┌──

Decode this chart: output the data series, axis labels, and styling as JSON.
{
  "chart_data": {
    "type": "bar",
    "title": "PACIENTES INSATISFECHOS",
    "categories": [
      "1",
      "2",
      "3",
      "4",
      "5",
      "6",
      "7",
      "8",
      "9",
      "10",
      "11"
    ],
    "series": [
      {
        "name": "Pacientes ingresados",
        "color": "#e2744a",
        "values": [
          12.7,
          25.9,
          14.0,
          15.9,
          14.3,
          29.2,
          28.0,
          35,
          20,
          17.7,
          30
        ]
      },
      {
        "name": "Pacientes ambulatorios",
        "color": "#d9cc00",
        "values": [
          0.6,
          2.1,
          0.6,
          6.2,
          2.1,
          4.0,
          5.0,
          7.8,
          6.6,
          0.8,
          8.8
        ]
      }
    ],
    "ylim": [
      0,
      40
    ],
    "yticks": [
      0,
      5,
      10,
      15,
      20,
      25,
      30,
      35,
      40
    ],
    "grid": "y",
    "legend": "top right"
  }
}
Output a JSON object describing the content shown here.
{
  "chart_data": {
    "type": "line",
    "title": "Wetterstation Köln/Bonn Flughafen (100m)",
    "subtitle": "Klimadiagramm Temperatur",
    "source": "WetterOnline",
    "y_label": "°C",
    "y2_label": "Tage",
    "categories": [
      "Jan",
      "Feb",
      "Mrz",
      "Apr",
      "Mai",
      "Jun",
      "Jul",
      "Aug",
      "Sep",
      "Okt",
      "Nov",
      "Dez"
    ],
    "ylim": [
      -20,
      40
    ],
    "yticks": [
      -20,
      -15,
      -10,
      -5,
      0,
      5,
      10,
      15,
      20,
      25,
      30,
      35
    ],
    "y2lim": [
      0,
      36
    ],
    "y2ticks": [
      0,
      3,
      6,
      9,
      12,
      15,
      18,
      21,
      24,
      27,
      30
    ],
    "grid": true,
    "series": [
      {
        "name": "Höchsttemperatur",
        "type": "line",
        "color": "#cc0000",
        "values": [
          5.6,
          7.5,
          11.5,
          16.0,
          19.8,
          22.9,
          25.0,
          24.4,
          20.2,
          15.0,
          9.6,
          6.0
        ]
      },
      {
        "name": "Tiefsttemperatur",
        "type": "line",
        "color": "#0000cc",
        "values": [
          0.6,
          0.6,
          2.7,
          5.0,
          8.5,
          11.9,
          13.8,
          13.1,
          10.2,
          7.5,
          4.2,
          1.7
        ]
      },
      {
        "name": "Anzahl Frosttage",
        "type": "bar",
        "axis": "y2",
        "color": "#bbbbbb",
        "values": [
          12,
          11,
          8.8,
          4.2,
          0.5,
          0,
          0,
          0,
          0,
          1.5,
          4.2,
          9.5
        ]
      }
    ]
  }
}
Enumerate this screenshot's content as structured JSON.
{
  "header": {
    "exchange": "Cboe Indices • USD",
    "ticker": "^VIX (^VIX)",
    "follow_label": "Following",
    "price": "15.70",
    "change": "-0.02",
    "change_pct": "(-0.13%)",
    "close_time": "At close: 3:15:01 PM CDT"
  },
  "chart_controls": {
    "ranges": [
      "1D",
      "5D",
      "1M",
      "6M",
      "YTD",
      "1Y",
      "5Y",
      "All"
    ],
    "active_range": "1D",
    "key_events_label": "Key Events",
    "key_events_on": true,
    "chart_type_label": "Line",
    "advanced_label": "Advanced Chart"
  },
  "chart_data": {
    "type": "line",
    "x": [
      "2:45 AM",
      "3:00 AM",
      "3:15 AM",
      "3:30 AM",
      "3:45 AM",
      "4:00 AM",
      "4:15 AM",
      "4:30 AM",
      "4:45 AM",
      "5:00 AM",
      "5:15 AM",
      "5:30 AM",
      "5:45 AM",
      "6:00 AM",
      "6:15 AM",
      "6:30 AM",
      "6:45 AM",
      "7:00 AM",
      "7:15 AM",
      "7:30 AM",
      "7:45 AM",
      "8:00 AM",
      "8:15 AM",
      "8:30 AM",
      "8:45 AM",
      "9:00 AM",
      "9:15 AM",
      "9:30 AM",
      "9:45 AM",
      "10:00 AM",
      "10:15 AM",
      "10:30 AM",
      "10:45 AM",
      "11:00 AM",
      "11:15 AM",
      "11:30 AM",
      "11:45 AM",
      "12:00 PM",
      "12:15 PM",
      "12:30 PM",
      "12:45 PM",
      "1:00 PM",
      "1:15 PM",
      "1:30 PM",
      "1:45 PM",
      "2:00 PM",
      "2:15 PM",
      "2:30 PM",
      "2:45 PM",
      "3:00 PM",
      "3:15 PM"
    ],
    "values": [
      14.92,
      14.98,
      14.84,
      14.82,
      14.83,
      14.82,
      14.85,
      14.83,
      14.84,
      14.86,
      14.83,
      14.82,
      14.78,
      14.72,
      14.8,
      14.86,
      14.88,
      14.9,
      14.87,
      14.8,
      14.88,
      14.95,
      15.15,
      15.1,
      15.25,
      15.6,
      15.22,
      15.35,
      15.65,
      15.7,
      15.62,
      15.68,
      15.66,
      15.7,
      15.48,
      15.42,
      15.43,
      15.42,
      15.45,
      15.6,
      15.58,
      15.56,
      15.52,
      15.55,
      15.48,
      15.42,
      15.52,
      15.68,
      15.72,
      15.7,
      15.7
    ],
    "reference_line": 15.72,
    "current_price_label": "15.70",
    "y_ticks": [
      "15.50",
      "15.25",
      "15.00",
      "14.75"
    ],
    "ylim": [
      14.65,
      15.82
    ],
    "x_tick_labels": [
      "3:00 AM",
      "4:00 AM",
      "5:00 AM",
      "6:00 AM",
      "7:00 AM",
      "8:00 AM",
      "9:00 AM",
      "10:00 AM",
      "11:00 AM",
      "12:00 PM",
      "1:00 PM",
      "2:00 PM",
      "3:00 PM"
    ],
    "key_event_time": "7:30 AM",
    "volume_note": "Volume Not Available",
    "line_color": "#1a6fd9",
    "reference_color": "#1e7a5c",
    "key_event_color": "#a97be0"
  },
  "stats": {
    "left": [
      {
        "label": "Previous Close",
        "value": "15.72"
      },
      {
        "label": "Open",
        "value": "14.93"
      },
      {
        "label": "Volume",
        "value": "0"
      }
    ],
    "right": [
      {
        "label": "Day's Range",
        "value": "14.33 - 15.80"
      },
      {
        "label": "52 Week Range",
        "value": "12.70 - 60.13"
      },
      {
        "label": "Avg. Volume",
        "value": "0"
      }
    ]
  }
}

└──

_EXERCISE INSTRUCTIONS:_ Each entry above needs to be retyped exactly.

_RESULT OF THE EXERCISE:_
Decode this chart: output the data series, axis labels, and styling as JSON.
{
  "chart_data": {
    "type": "bar",
    "title": "PACIENTES INSATISFECHOS",
    "categories": [
      "1",
      "2",
      "3",
      "4",
      "5",
      "6",
      "7",
      "8",
      "9",
      "10",
      "11"
    ],
    "series": [
      {
        "name": "Pacientes ingresados",
        "color": "#e2744a",
        "values": [
          12.7,
          25.9,
          14.0,
          15.9,
          14.3,
          29.2,
          28.0,
          35,
          20,
          17.7,
          30
        ]
      },
      {
        "name": "Pacientes ambulatorios",
        "color": "#d9cc00",
        "values": [
          0.6,
          2.1,
          0.6,
          6.2,
          2.1,
          4.0,
          5.0,
          7.8,
          6.6,
          0.8,
          8.8
        ]
      }
    ],
    "ylim": [
      0,
      40
    ],
    "yticks": [
      0,
      5,
      10,
      15,
      20,
      25,
      30,
      35,
      40
    ],
    "grid": "y",
    "legend": "top right"
  }
}
Output a JSON object describing the content shown here.
{
  "chart_data": {
    "type": "line",
    "title": "Wetterstation Köln/Bonn Flughafen (100m)",
    "subtitle": "Klimadiagramm Temperatur",
    "source": "WetterOnline",
    "y_label": "°C",
    "y2_label": "Tage",
    "categories": [
      "Jan",
      "Feb",
      "Mrz",
      "Apr",
      "Mai",
      "Jun",
      "Jul",
      "Aug",
      "Sep",
      "Okt",
      "Nov",
      "Dez"
    ],
    "ylim": [
      -20,
      40
    ],
    "yticks": [
      -20,
      -15,
      -10,
      -5,
      0,
      5,
      10,
      15,
      20,
      25,
      30,
      35
    ],
    "y2lim": [
      0,
      36
    ],
    "y2ticks": [
      0,
      3,
      6,
      9,
      12,
      15,
      18,
      21,
      24,
      27,
      30
    ],
    "grid": true,
    "series": [
      {
        "name": "Höchsttemperatur",
        "type": "line",
        "color": "#cc0000",
        "values": [
          5.6,
          7.5,
          11.5,
          16.0,
          19.8,
          22.9,
          25.0,
          24.4,
          20.2,
          15.0,
          9.6,
          6.0
        ]
      },
      {
        "name": "Tiefsttemperatur",
        "type": "line",
        "color": "#0000cc",
        "values": [
          0.6,
          0.6,
          2.7,
          5.0,
          8.5,
          11.9,
          13.8,
          13.1,
          10.2,
          7.5,
          4.2,
          1.7
        ]
      },
      {
        "name": "Anzahl Frosttage",
        "type": "bar",
        "axis": "y2",
        "color": "#bbbbbb",
        "values": [
          12,
          11,
          8.8,
          4.2,
          0.5,
          0,
          0,
          0,
          0,
          1.5,
          4.2,
          9.5
        ]
      }
    ]
  }
}
Enumerate this screenshot's content as structured JSON.
{
  "header": {
    "exchange": "Cboe Indices • USD",
    "ticker": "^VIX (^VIX)",
    "follow_label": "Following",
    "price": "15.70",
    "change": "-0.02",
    "change_pct": "(-0.13%)",
    "close_time": "At close: 3:15:01 PM CDT"
  },
  "chart_controls": {
    "ranges": [
      "1D",
      "5D",
      "1M",
      "6M",
      "YTD",
      "1Y",
      "5Y",
      "All"
    ],
    "active_range": "1D",
    "key_events_label": "Key Events",
    "key_events_on": true,
    "chart_type_label": "Line",
    "advanced_label": "Advanced Chart"
  },
  "chart_data": {
    "type": "line",
    "x": [
      "2:45 AM",
      "3:00 AM",
      "3:15 AM",
      "3:30 AM",
      "3:45 AM",
      "4:00 AM",
      "4:15 AM",
      "4:30 AM",
      "4:45 AM",
      "5:00 AM",
      "5:15 AM",
      "5:30 AM",
      "5:45 AM",
      "6:00 AM",
      "6:15 AM",
      "6:30 AM",
      "6:45 AM",
      "7:00 AM",
      "7:15 AM",
      "7:30 AM",
      "7:45 AM",
      "8:00 AM",
      "8:15 AM",
      "8:30 AM",
      "8:45 AM",
      "9:00 AM",
      "9:15 AM",
      "9:30 AM",
      "9:45 AM",
      "10:00 AM",
      "10:15 AM",
      "10:30 AM",
      "10:45 AM",
      "11:00 AM",
      "11:15 AM",
      "11:30 AM",
      "11:45 AM",
      "12:00 PM",
      "12:15 PM",
      "12:30 PM",
      "12:45 PM",
      "1:00 PM",
      "1:15 PM",
      "1:30 PM",
      "1:45 PM",
      "2:00 PM",
      "2:15 PM",
      "2:30 PM",
      "2:45 PM",
      "3:00 PM",
      "3:15 PM"
    ],
    "values": [
      14.92,
      14.98,
      14.84,
      14.82,
      14.83,
      14.82,
      14.85,
      14.83,
      14.84,
      14.86,
      14.83,
      14.82,
      14.78,
      14.72,
      14.8,
      14.86,
      14.88,
      14.9,
      14.87,
      14.8,
      14.88,
      14.95,
      15.15,
      15.1,
      15.25,
      15.6,
      15.22,
      15.35,
      15.65,
      15.7,
      15.62,
      15.68,
      15.66,
      15.7,
      15.48,
      15.42,
      15.43,
      15.42,
      15.45,
      15.6,
      15.58,
      15.56,
      15.52,
      15.55,
      15.48,
      15.42,
      15.52,
      15.68,
      15.72,
      15.7,
      15.7
    ],
    "reference_line": 15.72,
    "current_price_label": "15.70",
    "y_ticks": [
      "15.50",
      "15.25",
      "15.00",
      "14.75"
    ],
    "ylim": [
      14.65,
      15.82
    ],
    "x_tick_labels": [
      "3:00 AM",
      "4:00 AM",
      "5:00 AM",
      "6:00 AM",
      "7:00 AM",
      "8:00 AM",
      "9:00 AM",
      "10:00 AM",
      "11:00 AM",
      "12:00 PM",
      "1:00 PM",
      "2:00 PM",
      "3:00 PM"
    ],
    "key_event_time": "7:30 AM",
    "volume_note": "Volume Not Available",
    "line_color": "#1a6fd9",
    "reference_color": "#1e7a5c",
    "key_event_color": "#a97be0"
  },
  "stats": {
    "left": [
      {
        "label": "Previous Close",
        "value": "15.72"
      },
      {
        "label": "Open",
        "value": "14.93"
      },
      {
        "label": "Volume",
        "value": "0"
      }
    ],
    "right": [
      {
        "label": "Day's Range",
        "value": "14.33 - 15.80"
      },
      {
        "label": "52 Week Range",
        "value": "12.70 - 60.13"
      },
      {
        "label": "Avg. Volume",
        "value": "0"
      }
    ]
  }
}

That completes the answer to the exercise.